[The problem] Copy out the whole listing exactly as written, leaving the pictures behind.

[Data rows]
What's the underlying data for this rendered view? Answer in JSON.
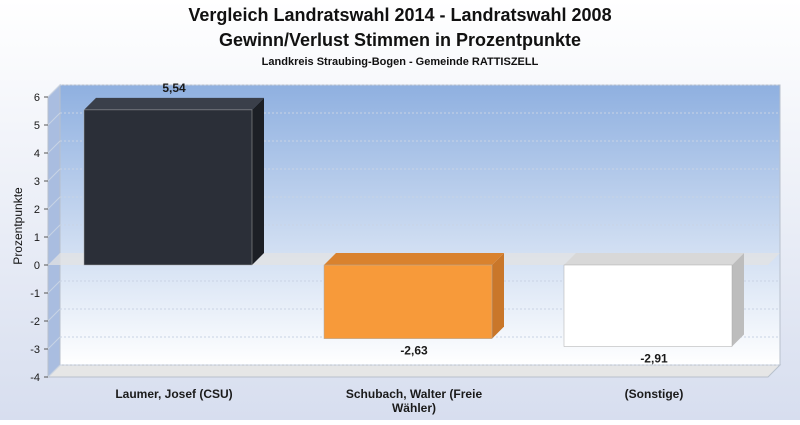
{
  "chart_data": {
    "type": "bar",
    "title": "Vergleich Landratswahl 2014 - Landratswahl 2008",
    "subtitle": "Gewinn/Verlust Stimmen in Prozentpunkte",
    "subsubtitle": "Landkreis Straubing-Bogen - Gemeinde RATTISZELL",
    "ylabel": "Prozentpunkte",
    "xlabel": "",
    "ylim": [
      -4,
      6
    ],
    "yticks": [
      "6",
      "5",
      "4",
      "3",
      "2",
      "1",
      "0",
      "-1",
      "-2",
      "-3",
      "-4"
    ],
    "grid": true,
    "categories": [
      [
        "Laumer, Josef (CSU)"
      ],
      [
        "Schubach, Walter (Freie",
        "Wähler)"
      ],
      [
        "(Sonstige)"
      ]
    ],
    "values": [
      5.54,
      -2.63,
      -2.91
    ],
    "value_labels": [
      "5,54",
      "-2,63",
      "-2,91"
    ],
    "colors": [
      "#2b2f38",
      "#f79a3a",
      "#ffffff"
    ],
    "side_colors": [
      "#1c1f25",
      "#c9772a",
      "#bdbdbd"
    ],
    "top_colors": [
      "#3a3f4a",
      "#d9822e",
      "#d8d8d8"
    ]
  },
  "style": {
    "background": "#dfe5f3",
    "plot_top": "#8fb0e0",
    "plot_bottom": "#ffffff",
    "text": "#1a1a1a"
  }
}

[Correct result]
What's the underlying data for this rendered view? Answer in JSON.
{
  "chart_data": {
    "type": "bar",
    "title": "Vergleich Landratswahl 2014 - Landratswahl 2008",
    "subtitle": "Gewinn/Verlust Stimmen in Prozentpunkte",
    "subsubtitle": "Landkreis Straubing-Bogen - Gemeinde RATTISZELL",
    "ylabel": "Prozentpunkte",
    "xlabel": "",
    "ylim": [
      -4,
      6
    ],
    "yticks": [
      "6",
      "5",
      "4",
      "3",
      "2",
      "1",
      "0",
      "-1",
      "-2",
      "-3",
      "-4"
    ],
    "grid": true,
    "categories": [
      [
        "Laumer, Josef (CSU)"
      ],
      [
        "Schubach, Walter (Freie",
        "Wähler)"
      ],
      [
        "(Sonstige)"
      ]
    ],
    "values": [
      5.54,
      -2.63,
      -2.91
    ],
    "value_labels": [
      "5,54",
      "-2,63",
      "-2,91"
    ],
    "colors": [
      "#2b2f38",
      "#f79a3a",
      "#ffffff"
    ],
    "side_colors": [
      "#1c1f25",
      "#c9772a",
      "#bdbdbd"
    ],
    "top_colors": [
      "#3a3f4a",
      "#d9822e",
      "#d8d8d8"
    ]
  },
  "style": {
    "background": "#dfe5f3",
    "plot_top": "#8fb0e0",
    "plot_bottom": "#ffffff",
    "text": "#1a1a1a"
  }
}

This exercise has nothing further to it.